Goal: Scan the entries below. List each line with "this".

***** Items *****

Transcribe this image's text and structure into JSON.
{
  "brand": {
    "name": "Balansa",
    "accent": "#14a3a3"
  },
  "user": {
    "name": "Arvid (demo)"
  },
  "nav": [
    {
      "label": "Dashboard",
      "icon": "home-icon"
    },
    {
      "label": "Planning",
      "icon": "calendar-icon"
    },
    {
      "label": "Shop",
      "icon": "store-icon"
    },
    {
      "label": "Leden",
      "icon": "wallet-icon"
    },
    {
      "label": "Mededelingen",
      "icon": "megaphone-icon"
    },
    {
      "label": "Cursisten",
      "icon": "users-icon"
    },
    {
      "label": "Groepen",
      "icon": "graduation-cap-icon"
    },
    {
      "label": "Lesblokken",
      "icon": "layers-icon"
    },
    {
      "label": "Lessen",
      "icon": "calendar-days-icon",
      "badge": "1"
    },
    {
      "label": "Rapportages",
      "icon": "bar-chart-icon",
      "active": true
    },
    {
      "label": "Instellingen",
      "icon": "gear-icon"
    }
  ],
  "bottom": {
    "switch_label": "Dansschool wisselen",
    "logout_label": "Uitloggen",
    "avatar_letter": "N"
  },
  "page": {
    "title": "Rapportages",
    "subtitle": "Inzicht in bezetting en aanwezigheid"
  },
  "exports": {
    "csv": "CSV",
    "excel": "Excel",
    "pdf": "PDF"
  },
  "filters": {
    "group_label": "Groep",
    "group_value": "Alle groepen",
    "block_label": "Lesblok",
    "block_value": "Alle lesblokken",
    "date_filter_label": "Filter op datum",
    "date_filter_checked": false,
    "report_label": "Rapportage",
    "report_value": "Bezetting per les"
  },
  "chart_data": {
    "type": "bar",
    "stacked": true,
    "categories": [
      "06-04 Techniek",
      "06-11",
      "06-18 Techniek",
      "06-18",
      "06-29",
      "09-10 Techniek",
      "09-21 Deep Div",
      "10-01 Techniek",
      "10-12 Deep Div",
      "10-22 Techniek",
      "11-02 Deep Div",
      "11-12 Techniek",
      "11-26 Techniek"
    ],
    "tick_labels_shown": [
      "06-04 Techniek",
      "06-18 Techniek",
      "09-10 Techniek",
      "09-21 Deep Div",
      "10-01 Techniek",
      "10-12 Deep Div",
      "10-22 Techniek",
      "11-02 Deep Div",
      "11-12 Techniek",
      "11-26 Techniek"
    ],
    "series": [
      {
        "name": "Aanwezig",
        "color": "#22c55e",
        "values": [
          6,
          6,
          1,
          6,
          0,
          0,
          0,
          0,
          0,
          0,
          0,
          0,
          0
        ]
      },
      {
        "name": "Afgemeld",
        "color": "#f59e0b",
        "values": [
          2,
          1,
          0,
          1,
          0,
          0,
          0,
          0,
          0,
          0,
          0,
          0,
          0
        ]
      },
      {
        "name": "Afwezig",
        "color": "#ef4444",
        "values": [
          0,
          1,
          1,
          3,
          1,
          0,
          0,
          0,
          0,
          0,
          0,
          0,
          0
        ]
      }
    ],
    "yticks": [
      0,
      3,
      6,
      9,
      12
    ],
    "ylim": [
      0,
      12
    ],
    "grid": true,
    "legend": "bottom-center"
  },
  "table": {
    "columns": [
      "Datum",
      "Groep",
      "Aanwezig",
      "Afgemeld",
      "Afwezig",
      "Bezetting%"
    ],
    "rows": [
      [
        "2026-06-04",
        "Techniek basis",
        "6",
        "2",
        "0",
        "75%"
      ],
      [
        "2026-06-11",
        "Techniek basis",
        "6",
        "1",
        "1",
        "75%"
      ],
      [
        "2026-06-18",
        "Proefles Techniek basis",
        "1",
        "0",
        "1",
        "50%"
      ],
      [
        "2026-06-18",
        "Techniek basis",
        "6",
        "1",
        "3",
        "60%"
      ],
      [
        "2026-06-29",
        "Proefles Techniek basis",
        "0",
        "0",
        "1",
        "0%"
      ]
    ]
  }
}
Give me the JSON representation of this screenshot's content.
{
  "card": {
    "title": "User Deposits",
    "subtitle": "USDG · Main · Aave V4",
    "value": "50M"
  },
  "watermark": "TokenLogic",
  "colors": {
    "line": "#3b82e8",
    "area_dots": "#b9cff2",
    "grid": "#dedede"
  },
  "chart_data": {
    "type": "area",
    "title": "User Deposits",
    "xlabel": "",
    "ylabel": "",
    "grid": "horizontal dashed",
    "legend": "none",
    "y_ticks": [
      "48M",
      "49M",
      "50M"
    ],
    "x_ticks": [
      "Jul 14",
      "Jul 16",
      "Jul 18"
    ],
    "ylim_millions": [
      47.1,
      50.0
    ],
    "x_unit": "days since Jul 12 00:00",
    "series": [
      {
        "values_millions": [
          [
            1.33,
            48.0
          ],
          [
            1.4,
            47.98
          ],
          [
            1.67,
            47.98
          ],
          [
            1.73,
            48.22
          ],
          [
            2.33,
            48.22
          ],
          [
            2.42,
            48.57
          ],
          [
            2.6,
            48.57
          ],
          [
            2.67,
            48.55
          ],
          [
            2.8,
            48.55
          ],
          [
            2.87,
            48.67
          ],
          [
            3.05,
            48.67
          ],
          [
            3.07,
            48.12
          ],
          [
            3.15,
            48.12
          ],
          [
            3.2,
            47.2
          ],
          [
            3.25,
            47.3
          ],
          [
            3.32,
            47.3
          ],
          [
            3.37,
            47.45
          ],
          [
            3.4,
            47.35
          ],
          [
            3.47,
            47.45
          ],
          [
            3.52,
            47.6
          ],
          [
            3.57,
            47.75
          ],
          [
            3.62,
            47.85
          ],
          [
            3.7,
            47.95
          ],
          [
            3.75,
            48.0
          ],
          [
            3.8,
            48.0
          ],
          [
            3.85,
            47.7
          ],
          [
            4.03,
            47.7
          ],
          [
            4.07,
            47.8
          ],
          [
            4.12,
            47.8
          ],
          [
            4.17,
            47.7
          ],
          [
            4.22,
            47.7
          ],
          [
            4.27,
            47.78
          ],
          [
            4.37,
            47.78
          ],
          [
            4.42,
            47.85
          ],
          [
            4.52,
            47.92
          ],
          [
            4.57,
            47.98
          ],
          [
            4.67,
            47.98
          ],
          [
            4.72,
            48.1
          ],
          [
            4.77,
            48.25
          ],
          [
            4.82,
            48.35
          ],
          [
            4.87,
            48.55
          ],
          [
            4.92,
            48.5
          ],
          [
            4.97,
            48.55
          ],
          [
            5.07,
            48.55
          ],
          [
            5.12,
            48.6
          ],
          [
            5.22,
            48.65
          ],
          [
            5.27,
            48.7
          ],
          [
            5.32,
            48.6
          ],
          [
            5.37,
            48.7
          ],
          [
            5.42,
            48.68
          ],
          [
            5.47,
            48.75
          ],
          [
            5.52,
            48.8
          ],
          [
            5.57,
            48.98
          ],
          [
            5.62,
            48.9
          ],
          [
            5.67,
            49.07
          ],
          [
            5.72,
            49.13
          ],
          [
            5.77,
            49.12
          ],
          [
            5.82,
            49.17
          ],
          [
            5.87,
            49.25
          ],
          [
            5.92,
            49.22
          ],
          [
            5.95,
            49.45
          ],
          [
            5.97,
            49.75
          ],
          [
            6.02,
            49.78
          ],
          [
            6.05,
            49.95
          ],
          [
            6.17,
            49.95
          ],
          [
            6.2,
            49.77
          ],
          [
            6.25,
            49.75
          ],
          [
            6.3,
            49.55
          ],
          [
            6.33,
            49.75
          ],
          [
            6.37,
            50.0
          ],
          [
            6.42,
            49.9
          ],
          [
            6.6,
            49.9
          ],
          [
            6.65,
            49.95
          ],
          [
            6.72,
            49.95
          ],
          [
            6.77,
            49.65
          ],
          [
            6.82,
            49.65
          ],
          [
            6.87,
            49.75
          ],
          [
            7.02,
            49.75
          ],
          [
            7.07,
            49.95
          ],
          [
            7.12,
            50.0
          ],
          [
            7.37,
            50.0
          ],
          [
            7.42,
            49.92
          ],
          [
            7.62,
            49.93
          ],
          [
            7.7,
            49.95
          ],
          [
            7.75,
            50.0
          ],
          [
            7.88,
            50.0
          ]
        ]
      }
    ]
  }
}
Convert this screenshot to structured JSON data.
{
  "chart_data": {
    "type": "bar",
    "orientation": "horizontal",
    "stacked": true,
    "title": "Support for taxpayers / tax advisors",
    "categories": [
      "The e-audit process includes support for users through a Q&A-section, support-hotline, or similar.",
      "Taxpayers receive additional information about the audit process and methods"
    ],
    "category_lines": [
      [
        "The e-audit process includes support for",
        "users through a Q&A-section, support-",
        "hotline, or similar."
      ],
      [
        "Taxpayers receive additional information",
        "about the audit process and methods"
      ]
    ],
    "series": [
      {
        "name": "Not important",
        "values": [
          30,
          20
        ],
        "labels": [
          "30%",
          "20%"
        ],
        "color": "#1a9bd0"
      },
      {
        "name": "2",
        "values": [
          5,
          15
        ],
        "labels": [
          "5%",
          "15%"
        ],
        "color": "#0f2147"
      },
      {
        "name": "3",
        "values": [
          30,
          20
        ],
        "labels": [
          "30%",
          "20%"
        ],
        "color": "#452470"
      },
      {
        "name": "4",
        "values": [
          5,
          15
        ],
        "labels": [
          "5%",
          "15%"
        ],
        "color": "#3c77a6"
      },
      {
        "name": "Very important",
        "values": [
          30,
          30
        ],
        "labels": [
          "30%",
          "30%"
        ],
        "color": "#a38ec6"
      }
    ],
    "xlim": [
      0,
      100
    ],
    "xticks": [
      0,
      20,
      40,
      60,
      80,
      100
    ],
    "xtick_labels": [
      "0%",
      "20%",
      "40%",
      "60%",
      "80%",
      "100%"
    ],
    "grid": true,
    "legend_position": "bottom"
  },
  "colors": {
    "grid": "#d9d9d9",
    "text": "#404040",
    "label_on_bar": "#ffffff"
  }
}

*****

Expected output:
Transcribe this image's text and structure into JSON.
Give me the JSON representation of this screenshot's content.
Convert this screenshot to structured JSON data.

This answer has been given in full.